LISTING
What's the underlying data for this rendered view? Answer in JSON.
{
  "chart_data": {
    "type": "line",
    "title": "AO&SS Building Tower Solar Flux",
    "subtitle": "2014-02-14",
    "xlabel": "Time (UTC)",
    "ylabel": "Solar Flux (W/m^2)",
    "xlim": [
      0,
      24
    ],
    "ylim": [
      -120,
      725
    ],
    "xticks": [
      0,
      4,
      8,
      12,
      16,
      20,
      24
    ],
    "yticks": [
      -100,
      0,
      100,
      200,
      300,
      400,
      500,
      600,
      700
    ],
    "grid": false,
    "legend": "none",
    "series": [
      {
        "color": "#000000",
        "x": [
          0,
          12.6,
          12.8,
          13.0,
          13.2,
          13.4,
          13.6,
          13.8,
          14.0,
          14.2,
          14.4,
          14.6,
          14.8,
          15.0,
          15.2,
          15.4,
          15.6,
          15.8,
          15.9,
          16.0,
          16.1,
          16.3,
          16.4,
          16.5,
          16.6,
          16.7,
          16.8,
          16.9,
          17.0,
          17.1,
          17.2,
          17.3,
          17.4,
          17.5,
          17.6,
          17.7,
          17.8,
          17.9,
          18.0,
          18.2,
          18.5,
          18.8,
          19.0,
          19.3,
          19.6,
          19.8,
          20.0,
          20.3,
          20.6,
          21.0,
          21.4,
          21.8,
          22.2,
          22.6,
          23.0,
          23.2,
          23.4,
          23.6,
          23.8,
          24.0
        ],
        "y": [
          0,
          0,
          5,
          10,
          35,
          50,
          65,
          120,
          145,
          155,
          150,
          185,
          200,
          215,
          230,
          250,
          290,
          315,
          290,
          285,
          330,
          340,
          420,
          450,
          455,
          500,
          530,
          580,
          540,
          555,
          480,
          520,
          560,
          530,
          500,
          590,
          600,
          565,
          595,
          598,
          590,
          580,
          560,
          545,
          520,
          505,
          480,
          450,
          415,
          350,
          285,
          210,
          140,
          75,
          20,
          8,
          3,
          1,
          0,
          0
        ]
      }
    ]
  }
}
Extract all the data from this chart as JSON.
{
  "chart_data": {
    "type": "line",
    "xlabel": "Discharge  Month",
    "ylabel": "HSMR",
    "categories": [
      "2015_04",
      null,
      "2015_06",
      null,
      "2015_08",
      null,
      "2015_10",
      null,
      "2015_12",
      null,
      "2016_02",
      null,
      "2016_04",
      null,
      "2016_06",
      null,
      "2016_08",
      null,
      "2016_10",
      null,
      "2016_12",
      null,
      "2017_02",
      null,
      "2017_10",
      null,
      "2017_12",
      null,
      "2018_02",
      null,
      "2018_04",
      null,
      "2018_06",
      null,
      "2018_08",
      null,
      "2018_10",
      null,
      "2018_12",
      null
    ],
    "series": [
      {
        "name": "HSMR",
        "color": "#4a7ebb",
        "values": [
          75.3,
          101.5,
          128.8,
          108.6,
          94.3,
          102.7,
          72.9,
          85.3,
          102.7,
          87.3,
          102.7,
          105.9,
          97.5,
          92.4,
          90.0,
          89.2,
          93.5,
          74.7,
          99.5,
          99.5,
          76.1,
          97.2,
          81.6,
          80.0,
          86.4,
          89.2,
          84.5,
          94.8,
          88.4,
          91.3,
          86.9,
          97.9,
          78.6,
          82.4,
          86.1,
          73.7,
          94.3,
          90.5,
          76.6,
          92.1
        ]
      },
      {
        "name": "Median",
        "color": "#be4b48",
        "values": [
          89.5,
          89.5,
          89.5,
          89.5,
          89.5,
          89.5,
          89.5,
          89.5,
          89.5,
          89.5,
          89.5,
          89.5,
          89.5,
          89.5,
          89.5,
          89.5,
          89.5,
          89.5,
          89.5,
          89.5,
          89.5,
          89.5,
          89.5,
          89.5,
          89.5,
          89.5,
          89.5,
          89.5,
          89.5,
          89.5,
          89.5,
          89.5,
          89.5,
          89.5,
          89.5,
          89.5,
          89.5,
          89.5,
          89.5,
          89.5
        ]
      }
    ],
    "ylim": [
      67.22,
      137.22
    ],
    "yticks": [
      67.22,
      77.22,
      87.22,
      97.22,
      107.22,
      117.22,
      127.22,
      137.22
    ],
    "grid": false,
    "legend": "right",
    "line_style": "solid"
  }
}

TASK TO CARRY OUT
Retype each record exactly, leaving nothing out.

WRITTEN RESPONSE
What's the underlying data for this rendered view? Answer in JSON.
{
  "chart_data": {
    "type": "line",
    "title": "AO&SS Building Tower Solar Flux",
    "subtitle": "2014-02-14",
    "xlabel": "Time (UTC)",
    "ylabel": "Solar Flux (W/m^2)",
    "xlim": [
      0,
      24
    ],
    "ylim": [
      -120,
      725
    ],
    "xticks": [
      0,
      4,
      8,
      12,
      16,
      20,
      24
    ],
    "yticks": [
      -100,
      0,
      100,
      200,
      300,
      400,
      500,
      600,
      700
    ],
    "grid": false,
    "legend": "none",
    "series": [
      {
        "color": "#000000",
        "x": [
          0,
          12.6,
          12.8,
          13.0,
          13.2,
          13.4,
          13.6,
          13.8,
          14.0,
          14.2,
          14.4,
          14.6,
          14.8,
          15.0,
          15.2,
          15.4,
          15.6,
          15.8,
          15.9,
          16.0,
          16.1,
          16.3,
          16.4,
          16.5,
          16.6,
          16.7,
          16.8,
          16.9,
          17.0,
          17.1,
          17.2,
          17.3,
          17.4,
          17.5,
          17.6,
          17.7,
          17.8,
          17.9,
          18.0,
          18.2,
          18.5,
          18.8,
          19.0,
          19.3,
          19.6,
          19.8,
          20.0,
          20.3,
          20.6,
          21.0,
          21.4,
          21.8,
          22.2,
          22.6,
          23.0,
          23.2,
          23.4,
          23.6,
          23.8,
          24.0
        ],
        "y": [
          0,
          0,
          5,
          10,
          35,
          50,
          65,
          120,
          145,
          155,
          150,
          185,
          200,
          215,
          230,
          250,
          290,
          315,
          290,
          285,
          330,
          340,
          420,
          450,
          455,
          500,
          530,
          580,
          540,
          555,
          480,
          520,
          560,
          530,
          500,
          590,
          600,
          565,
          595,
          598,
          590,
          580,
          560,
          545,
          520,
          505,
          480,
          450,
          415,
          350,
          285,
          210,
          140,
          75,
          20,
          8,
          3,
          1,
          0,
          0
        ]
      }
    ]
  }
}
Extract all the data from this chart as JSON.
{
  "chart_data": {
    "type": "line",
    "xlabel": "Discharge  Month",
    "ylabel": "HSMR",
    "categories": [
      "2015_04",
      null,
      "2015_06",
      null,
      "2015_08",
      null,
      "2015_10",
      null,
      "2015_12",
      null,
      "2016_02",
      null,
      "2016_04",
      null,
      "2016_06",
      null,
      "2016_08",
      null,
      "2016_10",
      null,
      "2016_12",
      null,
      "2017_02",
      null,
      "2017_10",
      null,
      "2017_12",
      null,
      "2018_02",
      null,
      "2018_04",
      null,
      "2018_06",
      null,
      "2018_08",
      null,
      "2018_10",
      null,
      "2018_12",
      null
    ],
    "series": [
      {
        "name": "HSMR",
        "color": "#4a7ebb",
        "values": [
          75.3,
          101.5,
          128.8,
          108.6,
          94.3,
          102.7,
          72.9,
          85.3,
          102.7,
          87.3,
          102.7,
          105.9,
          97.5,
          92.4,
          90.0,
          89.2,
          93.5,
          74.7,
          99.5,
          99.5,
          76.1,
          97.2,
          81.6,
          80.0,
          86.4,
          89.2,
          84.5,
          94.8,
          88.4,
          91.3,
          86.9,
          97.9,
          78.6,
          82.4,
          86.1,
          73.7,
          94.3,
          90.5,
          76.6,
          92.1
        ]
      },
      {
        "name": "Median",
        "color": "#be4b48",
        "values": [
          89.5,
          89.5,
          89.5,
          89.5,
          89.5,
          89.5,
          89.5,
          89.5,
          89.5,
          89.5,
          89.5,
          89.5,
          89.5,
          89.5,
          89.5,
          89.5,
          89.5,
          89.5,
          89.5,
          89.5,
          89.5,
          89.5,
          89.5,
          89.5,
          89.5,
          89.5,
          89.5,
          89.5,
          89.5,
          89.5,
          89.5,
          89.5,
          89.5,
          89.5,
          89.5,
          89.5,
          89.5,
          89.5,
          89.5,
          89.5
        ]
      }
    ],
    "ylim": [
      67.22,
      137.22
    ],
    "yticks": [
      67.22,
      77.22,
      87.22,
      97.22,
      107.22,
      117.22,
      127.22,
      137.22
    ],
    "grid": false,
    "legend": "right",
    "line_style": "solid"
  }
}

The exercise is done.